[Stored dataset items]

▬▬▬▬▬▬

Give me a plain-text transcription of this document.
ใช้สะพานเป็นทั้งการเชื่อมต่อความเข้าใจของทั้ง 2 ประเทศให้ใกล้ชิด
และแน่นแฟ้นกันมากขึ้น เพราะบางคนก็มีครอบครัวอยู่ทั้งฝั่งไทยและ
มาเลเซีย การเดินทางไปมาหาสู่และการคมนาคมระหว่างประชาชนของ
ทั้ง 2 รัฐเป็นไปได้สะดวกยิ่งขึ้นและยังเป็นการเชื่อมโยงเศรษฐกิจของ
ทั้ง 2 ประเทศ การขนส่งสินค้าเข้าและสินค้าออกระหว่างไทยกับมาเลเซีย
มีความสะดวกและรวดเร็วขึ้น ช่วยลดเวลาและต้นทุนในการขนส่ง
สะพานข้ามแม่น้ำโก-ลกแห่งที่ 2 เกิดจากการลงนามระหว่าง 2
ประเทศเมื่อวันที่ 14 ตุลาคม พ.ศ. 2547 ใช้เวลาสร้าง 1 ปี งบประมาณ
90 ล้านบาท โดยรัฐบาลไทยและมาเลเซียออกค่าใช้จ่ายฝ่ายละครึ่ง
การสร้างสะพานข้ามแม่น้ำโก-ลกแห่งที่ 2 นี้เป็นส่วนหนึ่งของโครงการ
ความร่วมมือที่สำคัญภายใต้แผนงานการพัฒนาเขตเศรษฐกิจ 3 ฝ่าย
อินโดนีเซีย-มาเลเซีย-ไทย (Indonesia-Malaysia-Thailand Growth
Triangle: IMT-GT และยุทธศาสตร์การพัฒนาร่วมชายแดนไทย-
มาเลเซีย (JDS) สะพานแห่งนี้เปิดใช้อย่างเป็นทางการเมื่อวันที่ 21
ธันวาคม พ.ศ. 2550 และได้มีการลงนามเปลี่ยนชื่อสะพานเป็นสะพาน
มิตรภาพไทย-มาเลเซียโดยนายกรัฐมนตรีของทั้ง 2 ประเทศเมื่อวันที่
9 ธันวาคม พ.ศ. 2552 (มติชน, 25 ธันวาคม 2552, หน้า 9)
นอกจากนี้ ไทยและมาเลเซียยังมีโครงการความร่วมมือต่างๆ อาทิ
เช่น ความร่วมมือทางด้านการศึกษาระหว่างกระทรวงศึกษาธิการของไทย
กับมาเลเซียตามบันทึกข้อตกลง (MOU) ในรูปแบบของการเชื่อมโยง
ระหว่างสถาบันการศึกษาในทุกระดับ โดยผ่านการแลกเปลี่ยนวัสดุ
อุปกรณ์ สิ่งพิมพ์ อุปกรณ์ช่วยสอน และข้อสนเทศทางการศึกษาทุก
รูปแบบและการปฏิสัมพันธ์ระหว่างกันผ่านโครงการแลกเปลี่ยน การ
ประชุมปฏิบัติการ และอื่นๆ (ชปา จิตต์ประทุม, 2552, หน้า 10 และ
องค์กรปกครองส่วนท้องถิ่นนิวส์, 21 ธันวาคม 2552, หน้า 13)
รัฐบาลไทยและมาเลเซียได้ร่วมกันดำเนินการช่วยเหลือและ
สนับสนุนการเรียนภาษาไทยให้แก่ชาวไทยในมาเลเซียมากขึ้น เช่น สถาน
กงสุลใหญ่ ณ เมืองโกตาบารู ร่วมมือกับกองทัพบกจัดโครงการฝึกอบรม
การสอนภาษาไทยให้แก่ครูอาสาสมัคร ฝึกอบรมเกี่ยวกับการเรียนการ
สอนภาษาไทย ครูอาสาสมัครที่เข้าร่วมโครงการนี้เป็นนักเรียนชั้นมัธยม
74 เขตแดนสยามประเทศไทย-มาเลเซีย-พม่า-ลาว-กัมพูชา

▬▬▬▬▬▬

GIVEN TASK: Go through the material above line by line and copy it exactly.

ANSWER IN FULL:
Give me a plain-text transcription of this document.
ใช้สะพานเป็นทั้งการเชื่อมต่อความเข้าใจของทั้ง 2 ประเทศให้ใกล้ชิด
และแน่นแฟ้นกันมากขึ้น เพราะบางคนก็มีครอบครัวอยู่ทั้งฝั่งไทยและ
มาเลเซีย การเดินทางไปมาหาสู่และการคมนาคมระหว่างประชาชนของ
ทั้ง 2 รัฐเป็นไปได้สะดวกยิ่งขึ้นและยังเป็นการเชื่อมโยงเศรษฐกิจของ
ทั้ง 2 ประเทศ การขนส่งสินค้าเข้าและสินค้าออกระหว่างไทยกับมาเลเซีย
มีความสะดวกและรวดเร็วขึ้น ช่วยลดเวลาและต้นทุนในการขนส่ง
สะพานข้ามแม่น้ำโก-ลกแห่งที่ 2 เกิดจากการลงนามระหว่าง 2
ประเทศเมื่อวันที่ 14 ตุลาคม พ.ศ. 2547 ใช้เวลาสร้าง 1 ปี งบประมาณ
90 ล้านบาท โดยรัฐบาลไทยและมาเลเซียออกค่าใช้จ่ายฝ่ายละครึ่ง
การสร้างสะพานข้ามแม่น้ำโก-ลกแห่งที่ 2 นี้เป็นส่วนหนึ่งของโครงการ
ความร่วมมือที่สำคัญภายใต้แผนงานการพัฒนาเขตเศรษฐกิจ 3 ฝ่าย
อินโดนีเซีย-มาเลเซีย-ไทย (Indonesia-Malaysia-Thailand Growth
Triangle: IMT-GT และยุทธศาสตร์การพัฒนาร่วมชายแดนไทย-
มาเลเซีย (JDS) สะพานแห่งนี้เปิดใช้อย่างเป็นทางการเมื่อวันที่ 21
ธันวาคม พ.ศ. 2550 และได้มีการลงนามเปลี่ยนชื่อสะพานเป็นสะพาน
มิตรภาพไทย-มาเลเซียโดยนายกรัฐมนตรีของทั้ง 2 ประเทศเมื่อวันที่
9 ธันวาคม พ.ศ. 2552 (มติชน, 25 ธันวาคม 2552, หน้า 9)
นอกจากนี้ ไทยและมาเลเซียยังมีโครงการความร่วมมือต่างๆ อาทิ
เช่น ความร่วมมือทางด้านการศึกษาระหว่างกระทรวงศึกษาธิการของไทย
กับมาเลเซียตามบันทึกข้อตกลง (MOU) ในรูปแบบของการเชื่อมโยง
ระหว่างสถาบันการศึกษาในทุกระดับ โดยผ่านการแลกเปลี่ยนวัสดุ
อุปกรณ์ สิ่งพิมพ์ อุปกรณ์ช่วยสอน และข้อสนเทศทางการศึกษาทุก
รูปแบบและการปฏิสัมพันธ์ระหว่างกันผ่านโครงการแลกเปลี่ยน การ
ประชุมปฏิบัติการ และอื่นๆ (ชปา จิตต์ประทุม, 2552, หน้า 10 และ
องค์กรปกครองส่วนท้องถิ่นนิวส์, 21 ธันวาคม 2552, หน้า 13)
รัฐบาลไทยและมาเลเซียได้ร่วมกันดำเนินการช่วยเหลือและ
สนับสนุนการเรียนภาษาไทยให้แก่ชาวไทยในมาเลเซียมากขึ้น เช่น สถาน
กงสุลใหญ่ ณ เมืองโกตาบารู ร่วมมือกับกองทัพบกจัดโครงการฝึกอบรม
การสอนภาษาไทยให้แก่ครูอาสาสมัคร ฝึกอบรมเกี่ยวกับการเรียนการ
สอนภาษาไทย ครูอาสาสมัครที่เข้าร่วมโครงการนี้เป็นนักเรียนชั้นมัธยม
74 เขตแดนสยามประเทศไทย-มาเลเซีย-พม่า-ลาว-กัมพูชา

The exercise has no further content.